EXERCISE PROMPT ->
Please collect every line from the entries below that contains the string "Egypt", matching case exactly.

EXTRACTED DATA ->
....

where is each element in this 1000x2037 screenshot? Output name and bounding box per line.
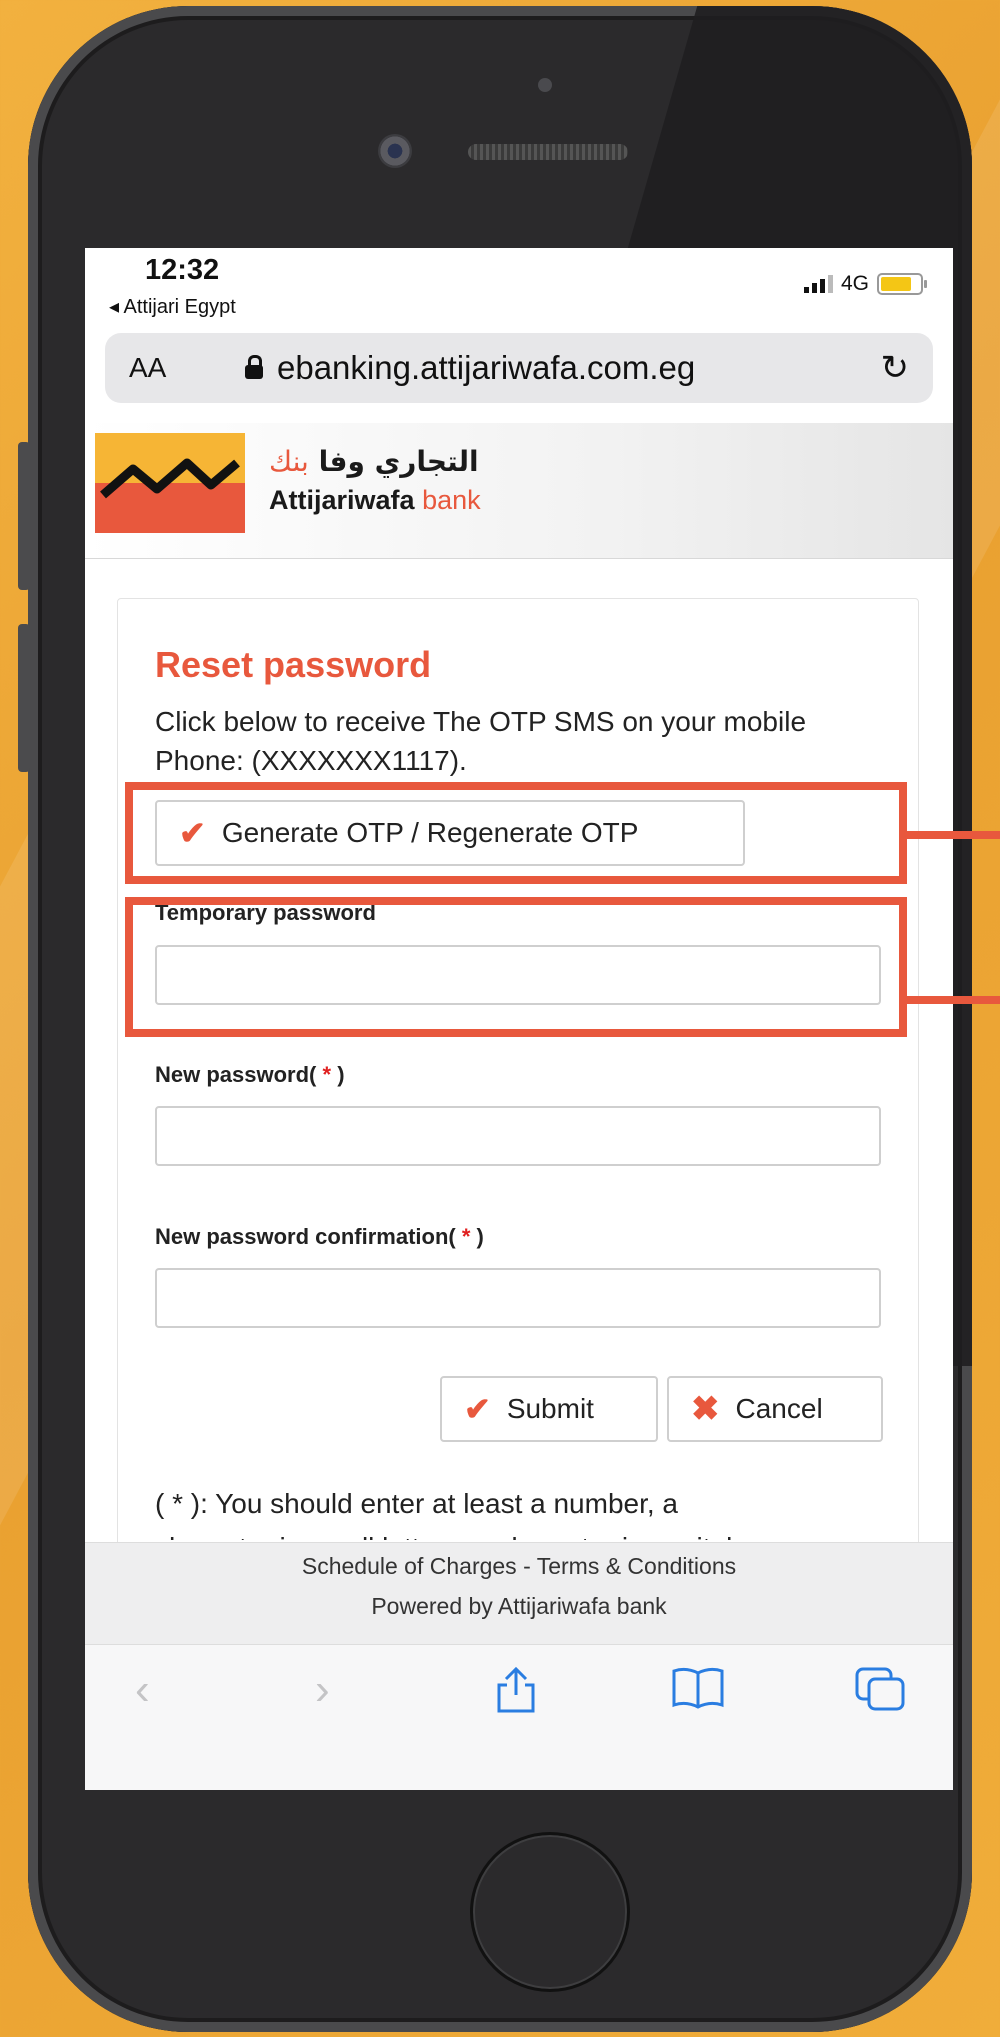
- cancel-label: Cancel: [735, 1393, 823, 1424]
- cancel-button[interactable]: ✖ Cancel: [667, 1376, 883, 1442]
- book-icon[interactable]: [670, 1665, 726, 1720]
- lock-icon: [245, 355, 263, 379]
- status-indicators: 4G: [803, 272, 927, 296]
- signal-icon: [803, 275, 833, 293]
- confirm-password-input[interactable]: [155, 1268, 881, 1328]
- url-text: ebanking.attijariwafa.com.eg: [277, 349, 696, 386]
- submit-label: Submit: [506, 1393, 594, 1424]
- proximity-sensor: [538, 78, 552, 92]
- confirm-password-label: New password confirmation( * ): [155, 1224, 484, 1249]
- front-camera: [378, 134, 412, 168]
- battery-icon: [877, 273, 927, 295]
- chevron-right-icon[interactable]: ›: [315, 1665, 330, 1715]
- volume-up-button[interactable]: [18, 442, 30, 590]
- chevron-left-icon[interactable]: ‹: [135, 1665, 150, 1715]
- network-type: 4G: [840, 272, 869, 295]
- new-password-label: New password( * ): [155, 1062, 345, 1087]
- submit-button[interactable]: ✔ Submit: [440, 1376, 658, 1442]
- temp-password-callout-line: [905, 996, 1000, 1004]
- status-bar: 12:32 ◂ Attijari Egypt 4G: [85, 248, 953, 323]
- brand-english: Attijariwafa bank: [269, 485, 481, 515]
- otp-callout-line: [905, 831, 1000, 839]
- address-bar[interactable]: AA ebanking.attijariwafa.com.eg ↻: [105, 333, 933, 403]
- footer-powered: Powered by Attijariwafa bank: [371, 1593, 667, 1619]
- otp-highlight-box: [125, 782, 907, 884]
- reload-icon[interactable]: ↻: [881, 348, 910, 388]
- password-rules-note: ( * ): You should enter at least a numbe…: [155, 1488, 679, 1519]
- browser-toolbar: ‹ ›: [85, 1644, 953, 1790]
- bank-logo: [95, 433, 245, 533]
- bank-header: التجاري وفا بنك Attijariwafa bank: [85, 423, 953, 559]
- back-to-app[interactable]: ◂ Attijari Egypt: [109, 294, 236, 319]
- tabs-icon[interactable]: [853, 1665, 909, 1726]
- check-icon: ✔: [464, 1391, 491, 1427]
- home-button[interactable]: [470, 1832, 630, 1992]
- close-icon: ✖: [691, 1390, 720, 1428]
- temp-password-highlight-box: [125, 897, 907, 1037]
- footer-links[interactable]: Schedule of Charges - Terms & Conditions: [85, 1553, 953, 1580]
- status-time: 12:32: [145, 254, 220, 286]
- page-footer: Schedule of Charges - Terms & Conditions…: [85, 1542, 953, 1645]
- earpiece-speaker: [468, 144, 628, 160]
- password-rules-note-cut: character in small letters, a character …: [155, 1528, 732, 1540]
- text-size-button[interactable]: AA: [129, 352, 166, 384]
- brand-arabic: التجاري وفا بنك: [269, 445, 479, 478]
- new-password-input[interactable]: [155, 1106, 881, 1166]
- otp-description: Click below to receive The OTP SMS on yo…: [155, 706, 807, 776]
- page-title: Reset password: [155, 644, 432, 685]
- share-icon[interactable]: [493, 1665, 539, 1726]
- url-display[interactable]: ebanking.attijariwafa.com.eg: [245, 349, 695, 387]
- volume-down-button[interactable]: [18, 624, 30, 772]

....

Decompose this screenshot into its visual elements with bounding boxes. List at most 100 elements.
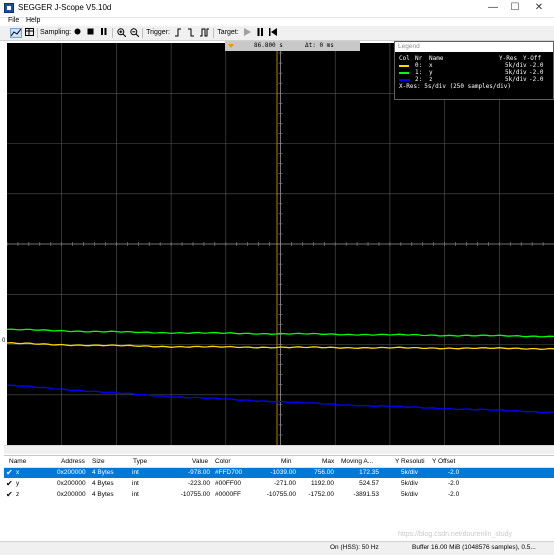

....

TASK ANSWER ->
- status-bar: 12:32 ◂ Attijari Egypt 4G: [85, 248, 953, 323]
- back-to-app[interactable]: ◂ Attijari Egypt: [109, 294, 236, 319]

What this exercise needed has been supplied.